┌────────

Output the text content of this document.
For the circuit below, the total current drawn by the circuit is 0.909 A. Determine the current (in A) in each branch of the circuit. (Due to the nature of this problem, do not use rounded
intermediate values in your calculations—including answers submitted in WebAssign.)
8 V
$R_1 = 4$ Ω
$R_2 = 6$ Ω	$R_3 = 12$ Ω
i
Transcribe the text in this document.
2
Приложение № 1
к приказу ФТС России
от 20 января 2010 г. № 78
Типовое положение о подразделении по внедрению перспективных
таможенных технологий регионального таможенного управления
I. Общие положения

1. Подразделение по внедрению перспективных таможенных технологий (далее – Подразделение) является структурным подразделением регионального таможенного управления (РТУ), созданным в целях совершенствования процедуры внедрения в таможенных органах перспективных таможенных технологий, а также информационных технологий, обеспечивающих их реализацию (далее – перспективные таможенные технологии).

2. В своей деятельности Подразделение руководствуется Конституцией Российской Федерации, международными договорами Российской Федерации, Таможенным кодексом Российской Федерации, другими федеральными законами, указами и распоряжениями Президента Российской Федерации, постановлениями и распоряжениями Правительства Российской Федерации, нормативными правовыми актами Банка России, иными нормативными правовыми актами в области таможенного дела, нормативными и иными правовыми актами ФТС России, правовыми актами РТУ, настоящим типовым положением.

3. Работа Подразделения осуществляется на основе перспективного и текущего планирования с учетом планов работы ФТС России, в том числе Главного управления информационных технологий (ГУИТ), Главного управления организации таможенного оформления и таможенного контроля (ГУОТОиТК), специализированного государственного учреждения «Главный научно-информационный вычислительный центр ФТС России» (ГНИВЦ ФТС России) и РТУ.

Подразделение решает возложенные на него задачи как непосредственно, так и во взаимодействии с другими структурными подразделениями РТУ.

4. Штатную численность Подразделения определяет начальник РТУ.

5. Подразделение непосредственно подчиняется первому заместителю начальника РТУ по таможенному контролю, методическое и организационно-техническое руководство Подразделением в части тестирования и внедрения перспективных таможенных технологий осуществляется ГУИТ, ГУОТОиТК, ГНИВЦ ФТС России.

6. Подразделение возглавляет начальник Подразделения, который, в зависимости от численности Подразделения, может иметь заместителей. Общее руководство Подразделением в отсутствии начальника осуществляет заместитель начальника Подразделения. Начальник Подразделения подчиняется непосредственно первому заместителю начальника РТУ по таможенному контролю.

└────────

■ REQUIREMENT
Read through the data and copy every line where "text" shows up.

■ EXERCISE OUTPUT
Output the text content of this document.
Transcribe the text in this document.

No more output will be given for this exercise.